Using the records that follow, count the lines containing the word "ylabel" and give that number only.

Figure record extracts
• • •
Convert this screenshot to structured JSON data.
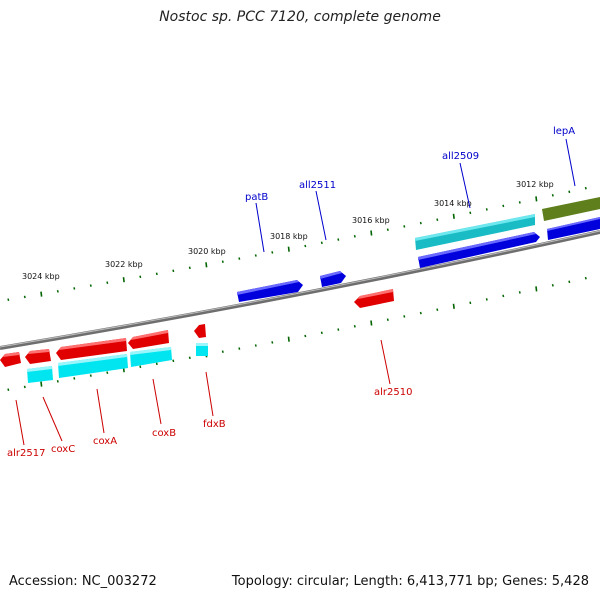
{
  "title": "Nostoc sp. PCC 7120, complete genome",
  "accession": "Accession: NC_003272",
  "summary": "Topology: circular; Length: 6,413,771 bp; Genes: 5,428",
  "colors": {
    "forward_gene": "#ff0000",
    "reverse_gene": "#0000ee",
    "cds_forward": "#00d8e8",
    "cds_reverse": "#18c0c8",
    "olive_gene": "#6b8e23",
    "backbone": "#808080",
    "tick": "#006400",
    "label_forward": "#cc0000",
    "label_reverse": "#0000cc"
  },
  "scale_labels": [
    "3012 kbp",
    "3014 kbp",
    "3016 kbp",
    "3018 kbp",
    "3020 kbp",
    "3022 kbp",
    "3024 kbp"
  ],
  "genes": [
    {
      "name": "lepA",
      "strand": "reverse"
    },
    {
      "name": "all2509",
      "strand": "reverse"
    },
    {
      "name": "all2511",
      "strand": "reverse"
    },
    {
      "name": "patB",
      "strand": "reverse"
    },
    {
      "name": "alr2510",
      "strand": "forward"
    },
    {
      "name": "fdxB",
      "strand": "forward"
    },
    {
      "name": "coxB",
      "strand": "forward"
    },
    {
      "name": "coxA",
      "strand": "forward"
    },
    {
      "name": "coxC",
      "strand": "forward"
    },
    {
      "name": "alr2517",
      "strand": "forward"
    }
  ]
}
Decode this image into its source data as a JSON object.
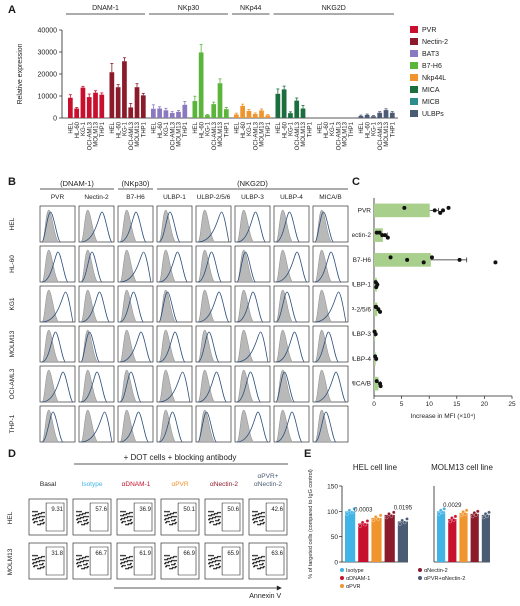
{
  "panels": {
    "a": "A",
    "b": "B",
    "c": "C",
    "d": "D",
    "e": "E"
  },
  "colors": {
    "PVR": "#c8102e",
    "Nectin-2": "#8b1a2b",
    "BAT3": "#8a79c0",
    "B7-H6": "#5bb53b",
    "Nkp44L": "#f0952d",
    "MICA": "#1b6f3e",
    "MICB": "#2f8c8c",
    "ULBPs": "#4b5b73",
    "Isotype": "#41b4e6",
    "aDNAM-1": "#c8102e",
    "aPVR": "#f0952d",
    "aNectin-2": "#8b1a2b",
    "aPVR+aNectin-2": "#4b5b73"
  },
  "chart_data": [
    {
      "type": "bar",
      "id": "A",
      "ylabel": "Relative expression",
      "ylim": [
        0,
        40000
      ],
      "yticks": [
        "0",
        "10000",
        "20000",
        "30000",
        "40000"
      ],
      "group_labels": [
        "DNAM-1",
        "NKp30",
        "NKp44",
        "NKG2D"
      ],
      "cell_lines": [
        "HEL",
        "HL-60",
        "KG-1",
        "OCI-AML3",
        "MOLM13",
        "THP1"
      ],
      "legend": [
        "PVR",
        "Nectin-2",
        "BAT3",
        "B7-H6",
        "Nkp44L",
        "MICA",
        "MICB",
        "ULBPs"
      ],
      "series": [
        {
          "name": "PVR",
          "values": [
            9200,
            4300,
            13800,
            9500,
            11500,
            10600
          ],
          "err": [
            1400,
            500,
            600,
            1400,
            900,
            800
          ]
        },
        {
          "name": "Nectin-2",
          "values": [
            20800,
            14000,
            25800,
            4800,
            14000,
            10300
          ],
          "err": [
            4000,
            1200,
            1600,
            1800,
            1600,
            900
          ]
        },
        {
          "name": "BAT3",
          "values": [
            4200,
            4300,
            3500,
            2300,
            2800,
            6000
          ],
          "err": [
            1800,
            800,
            900,
            600,
            600,
            1500
          ]
        },
        {
          "name": "B7-H6",
          "values": [
            7700,
            29800,
            1300,
            6300,
            15800,
            4000
          ],
          "err": [
            2200,
            3600,
            300,
            900,
            2000,
            800
          ]
        },
        {
          "name": "Nkp44L",
          "values": [
            1600,
            5500,
            3200,
            1800,
            3400,
            1200
          ],
          "err": [
            600,
            800,
            700,
            500,
            700,
            400
          ]
        },
        {
          "name": "MICA",
          "values": [
            11000,
            13000,
            2200,
            7900,
            4300,
            0
          ],
          "err": [
            2200,
            1500,
            600,
            1200,
            1400,
            0
          ]
        },
        {
          "name": "MICB",
          "values": [
            0,
            0,
            0,
            0,
            0,
            0
          ],
          "err": [
            0,
            0,
            0,
            0,
            0,
            0
          ]
        },
        {
          "name": "ULBPs",
          "values": [
            900,
            1400,
            800,
            2400,
            3600,
            2400
          ],
          "err": [
            400,
            400,
            300,
            500,
            600,
            500
          ]
        }
      ]
    },
    {
      "type": "bar",
      "id": "C",
      "orientation": "horizontal",
      "xlabel": "Increase in MFI (×10⁴)",
      "xlim": [
        0,
        25
      ],
      "xticks": [
        "0",
        "5",
        "10",
        "15",
        "20",
        "25"
      ],
      "categories": [
        "PVR",
        "Nectin-2",
        "B7-H6",
        "ULBP-1",
        "ULBP-2/5/6",
        "ULBP-3",
        "ULBP-4",
        "MICA/B"
      ],
      "values": [
        10.1,
        1.6,
        10.3,
        0.5,
        0.6,
        0.2,
        0.3,
        0.8
      ],
      "err": [
        1.6,
        0.8,
        6.5,
        0.2,
        0.3,
        0.1,
        0.1,
        0.4
      ],
      "points": [
        [
          5.5,
          11,
          12,
          13.5,
          12.5
        ],
        [
          1,
          1.5,
          2.5,
          0.5,
          2
        ],
        [
          3,
          6,
          9,
          10.5,
          15.5,
          22
        ],
        [
          0.3,
          0.6,
          0.4
        ],
        [
          0.4,
          0.8,
          1.1,
          0.3
        ],
        [
          0.1,
          0.3
        ],
        [
          0.2,
          0.4
        ],
        [
          0.5,
          1.1,
          1.2
        ]
      ],
      "bar_color": "#a9cf8c"
    },
    {
      "type": "bar",
      "id": "E1",
      "title": "HEL cell line",
      "ylabel": "% of targeted cells (compared to IgG control)",
      "ylim": [
        0,
        150
      ],
      "yticks": [
        "0",
        "50",
        "100",
        "150"
      ],
      "categories": [
        "Isotype",
        "aDNAM-1",
        "aPVR",
        "aNectin-2",
        "aPVR+aNectin-2"
      ],
      "values": [
        100,
        76,
        87,
        93,
        80
      ],
      "pvalues": [
        "",
        "0.0003",
        "",
        "",
        "0.0195"
      ]
    },
    {
      "type": "bar",
      "id": "E2",
      "title": "MOLM13 cell line",
      "ylim": [
        0,
        150
      ],
      "categories": [
        "Isotype",
        "aDNAM-1",
        "aPVR",
        "aNectin-2",
        "aPVR+aNectin-2"
      ],
      "values": [
        100,
        85,
        97,
        95,
        93
      ],
      "pvalues": [
        "",
        "0.0029",
        "",
        "",
        ""
      ]
    }
  ],
  "panelB": {
    "group_headers": [
      "(DNAM-1)",
      "(NKp30)",
      "(NKG2D)"
    ],
    "columns": [
      "PVR",
      "Nectin-2",
      "B7-H6",
      "ULBP-1",
      "ULBP-2/5/6",
      "ULBP-3",
      "ULBP-4",
      "MICA/B"
    ],
    "rows": [
      "HEL",
      "HL-60",
      "KG1",
      "MOLM13",
      "OCI-AML3",
      "THP-1"
    ]
  },
  "panelD": {
    "header": "+ DOT cells + blocking antibody",
    "columns": [
      "Basal",
      "Isotype",
      "αDNAM-1",
      "αPVR",
      "αNectin-2",
      "αPVR+\nαNectin-2"
    ],
    "rows": [
      "HEL",
      "MOLM13"
    ],
    "values": [
      [
        "9.31",
        "57.6",
        "36.9",
        "50.1",
        "50.6",
        "42.6"
      ],
      [
        "31.8",
        "66.7",
        "61.9",
        "66.9",
        "65.9",
        "63.6"
      ]
    ],
    "xlabel": "Annexin V"
  },
  "panelE_legend": [
    {
      "key": "Isotype",
      "label": "Isotype"
    },
    {
      "key": "aNectin-2",
      "label": "αNectin-2"
    },
    {
      "key": "aDNAM-1",
      "label": "αDNAM-1"
    },
    {
      "key": "aPVR+aNectin-2",
      "label": "αPVR+αNectin-2"
    },
    {
      "key": "aPVR",
      "label": "αPVR"
    }
  ]
}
• • •
→ **Your response**: 2